** START **
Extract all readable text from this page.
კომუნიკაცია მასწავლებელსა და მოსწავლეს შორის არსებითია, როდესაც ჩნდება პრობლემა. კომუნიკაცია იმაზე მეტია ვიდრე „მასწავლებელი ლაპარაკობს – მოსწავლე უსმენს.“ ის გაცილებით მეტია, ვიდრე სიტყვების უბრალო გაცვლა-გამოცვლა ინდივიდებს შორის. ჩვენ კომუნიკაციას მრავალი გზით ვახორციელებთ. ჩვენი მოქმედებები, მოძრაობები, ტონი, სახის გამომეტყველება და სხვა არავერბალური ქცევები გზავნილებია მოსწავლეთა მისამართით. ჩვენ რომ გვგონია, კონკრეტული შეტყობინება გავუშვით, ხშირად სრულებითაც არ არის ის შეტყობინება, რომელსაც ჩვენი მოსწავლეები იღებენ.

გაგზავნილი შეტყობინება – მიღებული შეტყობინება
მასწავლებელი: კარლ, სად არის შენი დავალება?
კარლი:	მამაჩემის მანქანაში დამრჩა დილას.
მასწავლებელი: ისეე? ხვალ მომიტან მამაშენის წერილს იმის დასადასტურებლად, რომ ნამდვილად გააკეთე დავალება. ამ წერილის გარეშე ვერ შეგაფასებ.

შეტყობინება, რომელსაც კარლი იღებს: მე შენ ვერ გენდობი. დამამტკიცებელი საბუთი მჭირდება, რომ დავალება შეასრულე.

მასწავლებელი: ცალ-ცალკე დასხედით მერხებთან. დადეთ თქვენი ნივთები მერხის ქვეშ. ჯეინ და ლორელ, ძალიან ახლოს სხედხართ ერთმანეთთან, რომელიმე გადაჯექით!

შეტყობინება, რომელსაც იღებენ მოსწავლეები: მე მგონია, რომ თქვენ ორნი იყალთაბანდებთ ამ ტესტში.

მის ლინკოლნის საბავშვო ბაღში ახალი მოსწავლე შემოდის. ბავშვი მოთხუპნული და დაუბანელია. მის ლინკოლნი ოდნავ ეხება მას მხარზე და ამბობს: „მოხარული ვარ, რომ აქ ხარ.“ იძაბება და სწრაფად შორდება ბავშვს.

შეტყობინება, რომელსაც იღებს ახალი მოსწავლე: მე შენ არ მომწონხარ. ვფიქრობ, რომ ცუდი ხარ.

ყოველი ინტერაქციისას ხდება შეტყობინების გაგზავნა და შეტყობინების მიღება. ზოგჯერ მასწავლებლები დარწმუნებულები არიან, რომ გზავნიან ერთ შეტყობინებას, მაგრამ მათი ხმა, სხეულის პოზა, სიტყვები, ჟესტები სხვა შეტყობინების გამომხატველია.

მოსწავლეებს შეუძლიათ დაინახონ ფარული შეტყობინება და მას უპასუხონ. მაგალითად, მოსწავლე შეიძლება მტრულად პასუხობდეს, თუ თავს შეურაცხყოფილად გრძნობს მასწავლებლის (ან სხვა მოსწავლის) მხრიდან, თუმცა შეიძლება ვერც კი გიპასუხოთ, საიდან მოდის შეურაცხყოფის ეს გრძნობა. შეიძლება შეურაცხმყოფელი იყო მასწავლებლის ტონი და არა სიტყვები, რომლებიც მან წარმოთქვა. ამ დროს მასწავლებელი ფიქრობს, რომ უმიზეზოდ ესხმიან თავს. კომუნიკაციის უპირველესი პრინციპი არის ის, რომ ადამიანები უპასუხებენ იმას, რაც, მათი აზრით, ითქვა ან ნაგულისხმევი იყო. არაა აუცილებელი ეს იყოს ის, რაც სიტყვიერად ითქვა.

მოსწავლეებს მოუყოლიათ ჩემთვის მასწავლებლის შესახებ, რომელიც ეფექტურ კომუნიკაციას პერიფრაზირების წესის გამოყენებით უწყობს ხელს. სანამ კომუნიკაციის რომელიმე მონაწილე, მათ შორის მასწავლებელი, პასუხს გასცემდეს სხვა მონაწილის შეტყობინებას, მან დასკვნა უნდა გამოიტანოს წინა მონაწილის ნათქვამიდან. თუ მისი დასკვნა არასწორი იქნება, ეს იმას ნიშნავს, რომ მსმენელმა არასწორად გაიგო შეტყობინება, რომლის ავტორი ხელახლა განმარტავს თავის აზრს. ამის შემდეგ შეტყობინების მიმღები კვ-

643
** END **
** START **
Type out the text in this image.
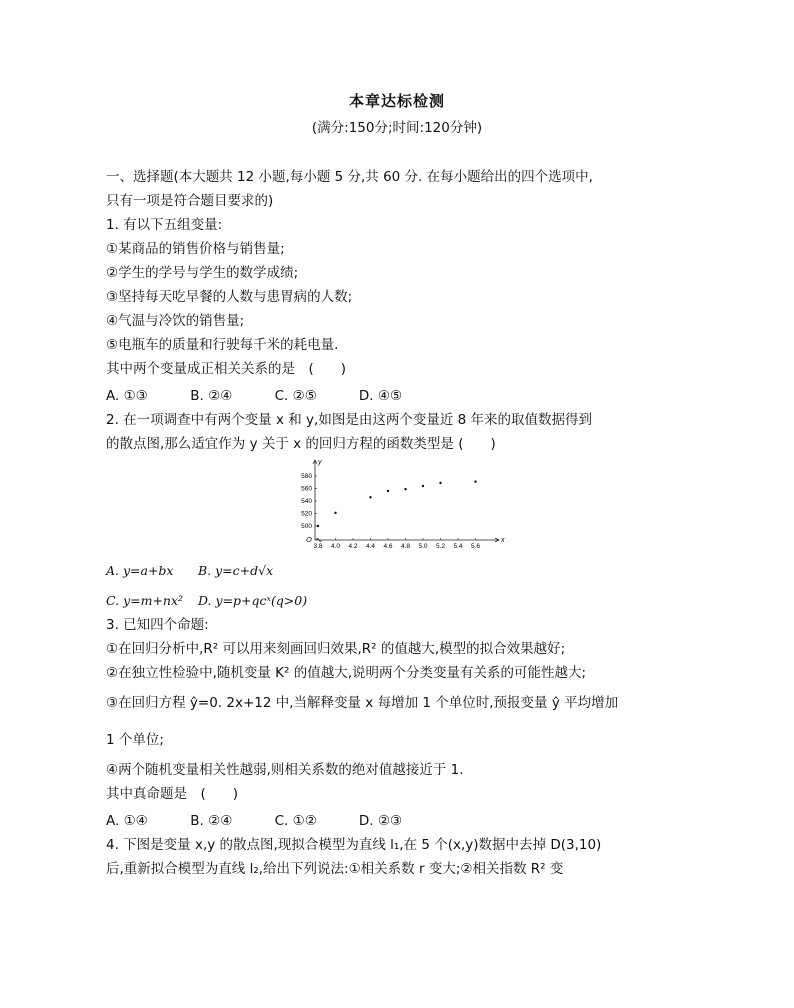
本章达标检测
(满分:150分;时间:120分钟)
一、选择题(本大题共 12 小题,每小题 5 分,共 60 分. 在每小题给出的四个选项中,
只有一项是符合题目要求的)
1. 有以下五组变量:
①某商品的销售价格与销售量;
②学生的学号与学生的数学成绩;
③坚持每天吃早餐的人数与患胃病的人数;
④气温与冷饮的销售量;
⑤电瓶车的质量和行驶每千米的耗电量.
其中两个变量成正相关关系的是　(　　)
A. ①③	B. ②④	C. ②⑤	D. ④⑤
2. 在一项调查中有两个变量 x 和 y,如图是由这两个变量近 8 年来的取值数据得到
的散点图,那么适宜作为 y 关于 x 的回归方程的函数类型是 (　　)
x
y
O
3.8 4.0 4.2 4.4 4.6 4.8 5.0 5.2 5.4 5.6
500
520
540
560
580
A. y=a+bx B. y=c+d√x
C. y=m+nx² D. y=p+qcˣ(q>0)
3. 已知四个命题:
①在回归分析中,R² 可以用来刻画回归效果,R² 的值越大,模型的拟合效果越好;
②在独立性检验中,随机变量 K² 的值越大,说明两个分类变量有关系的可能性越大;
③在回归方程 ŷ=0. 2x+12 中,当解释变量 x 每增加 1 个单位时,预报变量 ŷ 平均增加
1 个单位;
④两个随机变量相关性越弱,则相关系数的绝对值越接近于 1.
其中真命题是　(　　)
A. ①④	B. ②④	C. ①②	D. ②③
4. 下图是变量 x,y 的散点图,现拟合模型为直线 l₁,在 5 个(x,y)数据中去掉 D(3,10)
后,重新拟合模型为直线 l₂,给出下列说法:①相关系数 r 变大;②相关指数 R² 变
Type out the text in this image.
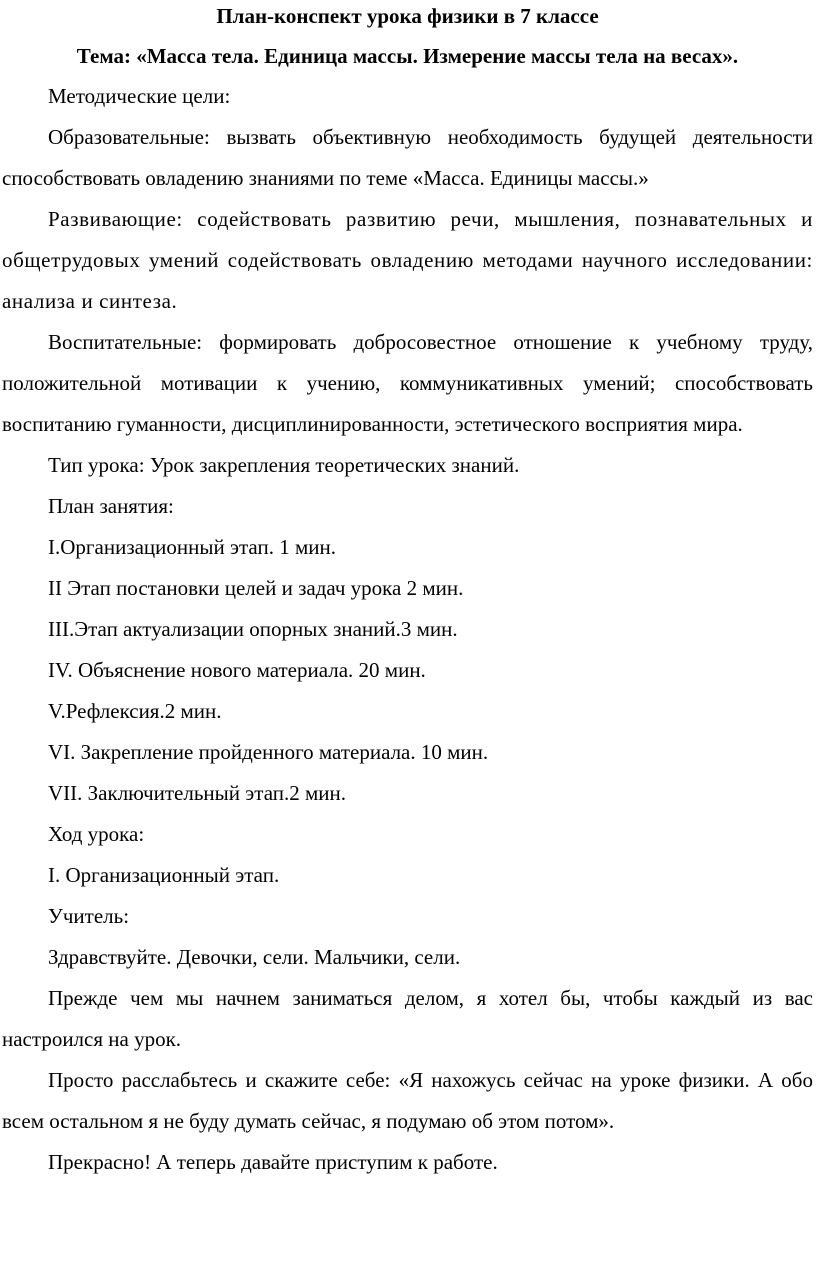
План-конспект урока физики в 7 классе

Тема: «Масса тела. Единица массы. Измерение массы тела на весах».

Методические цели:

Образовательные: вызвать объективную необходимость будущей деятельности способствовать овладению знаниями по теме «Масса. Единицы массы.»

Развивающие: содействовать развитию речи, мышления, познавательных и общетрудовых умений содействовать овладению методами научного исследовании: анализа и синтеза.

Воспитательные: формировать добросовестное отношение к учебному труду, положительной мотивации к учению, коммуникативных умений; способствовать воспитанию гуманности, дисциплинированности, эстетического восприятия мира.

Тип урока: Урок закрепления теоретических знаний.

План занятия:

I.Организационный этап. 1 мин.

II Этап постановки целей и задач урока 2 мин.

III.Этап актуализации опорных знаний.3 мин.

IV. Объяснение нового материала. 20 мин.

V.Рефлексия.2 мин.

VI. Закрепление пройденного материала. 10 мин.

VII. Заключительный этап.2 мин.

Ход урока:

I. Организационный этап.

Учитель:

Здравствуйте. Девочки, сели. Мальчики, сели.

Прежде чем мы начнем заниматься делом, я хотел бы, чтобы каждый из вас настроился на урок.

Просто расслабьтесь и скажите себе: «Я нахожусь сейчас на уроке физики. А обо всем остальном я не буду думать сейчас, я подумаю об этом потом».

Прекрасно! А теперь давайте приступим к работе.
** END **
** START **
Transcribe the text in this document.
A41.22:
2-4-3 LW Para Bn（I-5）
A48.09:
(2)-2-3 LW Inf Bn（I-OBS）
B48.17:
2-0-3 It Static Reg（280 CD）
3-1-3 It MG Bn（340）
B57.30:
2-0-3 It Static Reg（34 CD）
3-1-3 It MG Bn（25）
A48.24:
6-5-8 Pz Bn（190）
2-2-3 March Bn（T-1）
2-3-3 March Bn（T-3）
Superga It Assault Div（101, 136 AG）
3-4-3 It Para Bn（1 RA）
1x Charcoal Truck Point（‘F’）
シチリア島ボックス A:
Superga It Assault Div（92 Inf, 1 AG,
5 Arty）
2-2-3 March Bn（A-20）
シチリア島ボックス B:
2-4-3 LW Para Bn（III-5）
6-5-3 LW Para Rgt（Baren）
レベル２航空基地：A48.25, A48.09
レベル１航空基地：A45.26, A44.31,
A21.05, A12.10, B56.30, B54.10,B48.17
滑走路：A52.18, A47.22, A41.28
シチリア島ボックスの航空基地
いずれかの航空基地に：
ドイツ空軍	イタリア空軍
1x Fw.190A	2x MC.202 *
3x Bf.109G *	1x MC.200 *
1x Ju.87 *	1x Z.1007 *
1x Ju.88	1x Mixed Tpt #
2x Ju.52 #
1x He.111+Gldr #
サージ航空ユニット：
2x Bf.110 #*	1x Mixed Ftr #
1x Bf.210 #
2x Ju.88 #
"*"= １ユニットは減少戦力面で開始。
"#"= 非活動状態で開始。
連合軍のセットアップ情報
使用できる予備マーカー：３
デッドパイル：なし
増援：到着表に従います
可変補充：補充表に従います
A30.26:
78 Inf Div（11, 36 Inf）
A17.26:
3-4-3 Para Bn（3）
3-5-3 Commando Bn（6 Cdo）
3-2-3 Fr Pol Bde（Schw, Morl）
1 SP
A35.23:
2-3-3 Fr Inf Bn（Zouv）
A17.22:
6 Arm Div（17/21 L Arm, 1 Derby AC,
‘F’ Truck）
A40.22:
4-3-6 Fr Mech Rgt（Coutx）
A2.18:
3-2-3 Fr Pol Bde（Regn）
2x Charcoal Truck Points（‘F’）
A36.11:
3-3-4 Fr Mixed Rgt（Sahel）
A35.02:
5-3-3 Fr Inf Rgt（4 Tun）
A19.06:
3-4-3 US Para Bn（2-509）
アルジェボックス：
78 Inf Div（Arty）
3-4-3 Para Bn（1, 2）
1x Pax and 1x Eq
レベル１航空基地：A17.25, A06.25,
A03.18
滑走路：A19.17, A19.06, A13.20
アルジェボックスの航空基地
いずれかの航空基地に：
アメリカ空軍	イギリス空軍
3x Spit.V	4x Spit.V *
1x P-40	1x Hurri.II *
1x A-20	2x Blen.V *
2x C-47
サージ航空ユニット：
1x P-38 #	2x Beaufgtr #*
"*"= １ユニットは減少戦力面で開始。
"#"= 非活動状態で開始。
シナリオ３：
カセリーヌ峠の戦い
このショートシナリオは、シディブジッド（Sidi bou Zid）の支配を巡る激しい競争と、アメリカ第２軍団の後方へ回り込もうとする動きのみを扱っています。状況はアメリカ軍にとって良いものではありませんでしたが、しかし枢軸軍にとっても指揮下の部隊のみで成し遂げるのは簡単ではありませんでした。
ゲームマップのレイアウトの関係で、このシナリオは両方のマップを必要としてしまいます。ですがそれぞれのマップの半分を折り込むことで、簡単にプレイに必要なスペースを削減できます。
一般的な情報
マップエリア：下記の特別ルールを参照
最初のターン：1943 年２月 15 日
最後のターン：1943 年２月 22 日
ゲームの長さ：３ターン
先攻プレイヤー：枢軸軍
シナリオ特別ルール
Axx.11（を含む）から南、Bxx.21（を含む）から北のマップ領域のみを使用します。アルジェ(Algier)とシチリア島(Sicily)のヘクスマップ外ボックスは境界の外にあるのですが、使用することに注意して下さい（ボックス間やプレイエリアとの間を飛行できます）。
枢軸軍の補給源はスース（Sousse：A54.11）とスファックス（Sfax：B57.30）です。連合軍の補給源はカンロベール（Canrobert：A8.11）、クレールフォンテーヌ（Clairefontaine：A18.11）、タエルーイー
** END **
Exercise objective ::
Extract from the data every line where "Масса" shows up.

Answer in full ::
Тема: «Масса тела. Единица массы. Измерение массы тела на весах».
Образовательные: вызвать объективную необходимость будущей деятельности способствовать овладению знаниями по теме «Масса. Единицы массы.»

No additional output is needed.